#### GIVEN RECORDS:
******
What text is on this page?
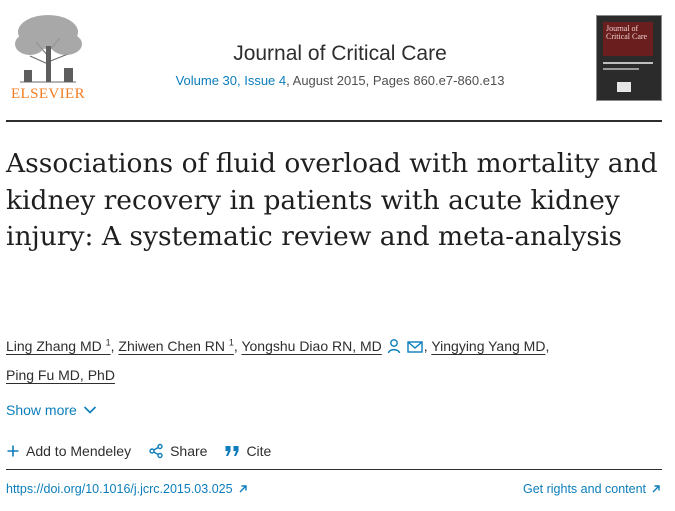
ELSEVIER
Journal of Critical Care
Volume 30, Issue 4, August 2015, Pages 860.e7-860.e13
Journal of Critical Care
Associations of fluid overload with mortality and kidney recovery in patients with acute kidney injury: A systematic review and meta-analysis
Ling Zhang MD $^1$, Zhiwen Chen RN $^1$, Yongshu Diao RN, MD	, Yingying Yang MD,
Ping Fu MD, PhD
Show more
Add to Mendeley	Share	Cite
https://doi.org/10.1016/j.jcrc.2015.03.025	Get rights and content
******
#### PROBLEM TO WORK ON:
Please give the data again in full, exactly as written, but without any images.

#### SOLUTION TO THE PROBLEM:
What text is on this page?
ELSEVIER
Journal of Critical Care
Volume 30, Issue 4, August 2015, Pages 860.e7-860.e13
Journal of Critical Care
Associations of fluid overload with mortality and kidney recovery in patients with acute kidney injury: A systematic review and meta-analysis
Ling Zhang MD $^1$, Zhiwen Chen RN $^1$, Yongshu Diao RN, MD	, Yingying Yang MD,
Ping Fu MD, PhD
Show more
Add to Mendeley	Share	Cite
https://doi.org/10.1016/j.jcrc.2015.03.025	Get rights and content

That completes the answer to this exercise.